EXERCISE GOAL | Please report every line from the material that contains the word "rate".

GIVEN RECORDS |
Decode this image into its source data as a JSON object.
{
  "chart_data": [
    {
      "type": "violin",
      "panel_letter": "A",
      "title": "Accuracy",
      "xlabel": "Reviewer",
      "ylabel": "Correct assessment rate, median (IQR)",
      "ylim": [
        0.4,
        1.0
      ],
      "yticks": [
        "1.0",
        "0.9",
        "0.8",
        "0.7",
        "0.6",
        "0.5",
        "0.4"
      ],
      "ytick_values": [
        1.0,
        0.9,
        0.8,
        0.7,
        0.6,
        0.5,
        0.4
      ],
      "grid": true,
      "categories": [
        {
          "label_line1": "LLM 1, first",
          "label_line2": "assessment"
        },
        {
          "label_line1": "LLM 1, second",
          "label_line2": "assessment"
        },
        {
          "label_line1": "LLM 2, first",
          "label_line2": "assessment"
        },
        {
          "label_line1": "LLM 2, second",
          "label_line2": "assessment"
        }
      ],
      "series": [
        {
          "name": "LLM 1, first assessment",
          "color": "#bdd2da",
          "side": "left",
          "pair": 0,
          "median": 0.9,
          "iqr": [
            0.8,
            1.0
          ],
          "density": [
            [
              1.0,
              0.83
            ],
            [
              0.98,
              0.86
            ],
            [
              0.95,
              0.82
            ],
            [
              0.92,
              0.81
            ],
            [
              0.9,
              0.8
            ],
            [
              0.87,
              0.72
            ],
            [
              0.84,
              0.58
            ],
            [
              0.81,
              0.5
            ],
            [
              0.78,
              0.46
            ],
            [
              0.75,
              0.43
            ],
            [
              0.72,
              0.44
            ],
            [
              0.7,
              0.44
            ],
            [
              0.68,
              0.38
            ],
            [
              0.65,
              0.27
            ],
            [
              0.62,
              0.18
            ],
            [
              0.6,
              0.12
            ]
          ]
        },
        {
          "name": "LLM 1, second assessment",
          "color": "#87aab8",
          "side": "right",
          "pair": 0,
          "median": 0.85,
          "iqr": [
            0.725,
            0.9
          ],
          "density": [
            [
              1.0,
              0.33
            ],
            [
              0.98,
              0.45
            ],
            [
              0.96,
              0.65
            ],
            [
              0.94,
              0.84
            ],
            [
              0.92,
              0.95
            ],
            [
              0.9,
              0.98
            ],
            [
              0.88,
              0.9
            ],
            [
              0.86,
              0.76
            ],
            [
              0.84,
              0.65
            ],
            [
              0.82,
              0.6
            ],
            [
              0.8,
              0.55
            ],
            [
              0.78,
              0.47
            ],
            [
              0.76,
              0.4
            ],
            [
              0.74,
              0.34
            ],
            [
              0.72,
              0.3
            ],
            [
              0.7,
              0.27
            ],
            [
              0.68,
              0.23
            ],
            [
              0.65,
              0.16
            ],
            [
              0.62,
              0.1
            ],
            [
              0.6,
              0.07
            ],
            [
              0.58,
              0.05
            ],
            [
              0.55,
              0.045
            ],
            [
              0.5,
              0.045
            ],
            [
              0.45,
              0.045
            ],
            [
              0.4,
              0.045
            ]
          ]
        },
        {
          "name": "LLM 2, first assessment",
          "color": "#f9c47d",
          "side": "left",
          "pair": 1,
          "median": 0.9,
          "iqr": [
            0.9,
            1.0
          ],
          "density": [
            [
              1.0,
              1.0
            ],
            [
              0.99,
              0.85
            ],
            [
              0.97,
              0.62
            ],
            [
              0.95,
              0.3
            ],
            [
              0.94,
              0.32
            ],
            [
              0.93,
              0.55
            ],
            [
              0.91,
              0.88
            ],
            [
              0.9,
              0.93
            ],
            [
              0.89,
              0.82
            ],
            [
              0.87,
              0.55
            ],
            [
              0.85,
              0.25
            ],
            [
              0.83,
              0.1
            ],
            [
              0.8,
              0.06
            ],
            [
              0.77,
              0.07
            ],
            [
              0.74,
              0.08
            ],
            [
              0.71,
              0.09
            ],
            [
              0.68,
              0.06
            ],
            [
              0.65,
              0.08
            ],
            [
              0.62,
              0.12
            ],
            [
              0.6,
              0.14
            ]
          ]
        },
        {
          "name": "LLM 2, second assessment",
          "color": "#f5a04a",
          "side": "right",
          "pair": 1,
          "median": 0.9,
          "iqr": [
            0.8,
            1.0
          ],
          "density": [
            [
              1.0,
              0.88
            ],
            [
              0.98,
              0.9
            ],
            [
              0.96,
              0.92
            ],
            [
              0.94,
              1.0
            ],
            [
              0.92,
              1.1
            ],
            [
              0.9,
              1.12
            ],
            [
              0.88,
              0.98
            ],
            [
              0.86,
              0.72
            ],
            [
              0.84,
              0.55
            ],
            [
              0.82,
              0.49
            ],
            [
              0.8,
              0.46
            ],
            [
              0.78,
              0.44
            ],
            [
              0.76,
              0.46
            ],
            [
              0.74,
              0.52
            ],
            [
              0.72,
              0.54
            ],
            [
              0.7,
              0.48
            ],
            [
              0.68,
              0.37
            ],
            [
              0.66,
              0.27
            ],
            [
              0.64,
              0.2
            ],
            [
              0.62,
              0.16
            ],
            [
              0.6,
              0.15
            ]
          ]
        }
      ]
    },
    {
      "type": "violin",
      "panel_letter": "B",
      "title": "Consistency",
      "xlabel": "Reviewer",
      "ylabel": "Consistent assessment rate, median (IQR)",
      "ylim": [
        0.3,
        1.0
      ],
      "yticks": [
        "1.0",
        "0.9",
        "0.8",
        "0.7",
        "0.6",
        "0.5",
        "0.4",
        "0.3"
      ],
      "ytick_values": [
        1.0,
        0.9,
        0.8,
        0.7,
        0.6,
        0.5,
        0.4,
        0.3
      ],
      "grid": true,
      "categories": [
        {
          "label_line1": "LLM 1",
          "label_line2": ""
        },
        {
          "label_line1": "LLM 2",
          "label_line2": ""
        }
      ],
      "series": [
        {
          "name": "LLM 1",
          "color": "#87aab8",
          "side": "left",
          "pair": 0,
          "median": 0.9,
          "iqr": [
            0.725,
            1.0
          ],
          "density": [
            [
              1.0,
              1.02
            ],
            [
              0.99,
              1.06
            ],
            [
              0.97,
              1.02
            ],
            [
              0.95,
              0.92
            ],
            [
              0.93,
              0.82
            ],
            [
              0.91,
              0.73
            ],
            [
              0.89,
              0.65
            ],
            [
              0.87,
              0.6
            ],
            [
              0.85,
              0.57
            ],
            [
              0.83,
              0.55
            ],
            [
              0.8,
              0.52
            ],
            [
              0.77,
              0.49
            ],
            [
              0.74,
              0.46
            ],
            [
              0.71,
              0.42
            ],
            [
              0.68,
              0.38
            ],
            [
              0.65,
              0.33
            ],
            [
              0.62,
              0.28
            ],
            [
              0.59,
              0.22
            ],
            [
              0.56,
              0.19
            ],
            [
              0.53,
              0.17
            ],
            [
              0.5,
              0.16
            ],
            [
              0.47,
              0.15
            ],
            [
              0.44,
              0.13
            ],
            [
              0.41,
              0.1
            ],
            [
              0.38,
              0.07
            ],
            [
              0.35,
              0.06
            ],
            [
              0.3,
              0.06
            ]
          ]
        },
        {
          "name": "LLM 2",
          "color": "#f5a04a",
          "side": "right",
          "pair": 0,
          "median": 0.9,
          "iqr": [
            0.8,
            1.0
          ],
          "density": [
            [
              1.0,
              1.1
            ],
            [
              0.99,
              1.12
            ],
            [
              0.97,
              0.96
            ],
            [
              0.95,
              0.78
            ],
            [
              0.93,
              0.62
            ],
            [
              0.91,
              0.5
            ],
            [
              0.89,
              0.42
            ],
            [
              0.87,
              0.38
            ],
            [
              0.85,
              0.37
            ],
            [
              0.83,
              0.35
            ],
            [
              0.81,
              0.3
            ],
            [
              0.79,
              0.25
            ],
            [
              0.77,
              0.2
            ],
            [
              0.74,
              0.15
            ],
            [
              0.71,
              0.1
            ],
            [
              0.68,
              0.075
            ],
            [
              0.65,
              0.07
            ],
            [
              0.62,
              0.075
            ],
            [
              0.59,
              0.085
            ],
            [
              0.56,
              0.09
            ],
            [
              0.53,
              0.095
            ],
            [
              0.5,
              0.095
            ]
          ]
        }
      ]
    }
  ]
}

RESPONSE |
      "ylabel": "Correct assessment rate, median (IQR)",
      "ylabel": "Consistent assessment rate, median (IQR)",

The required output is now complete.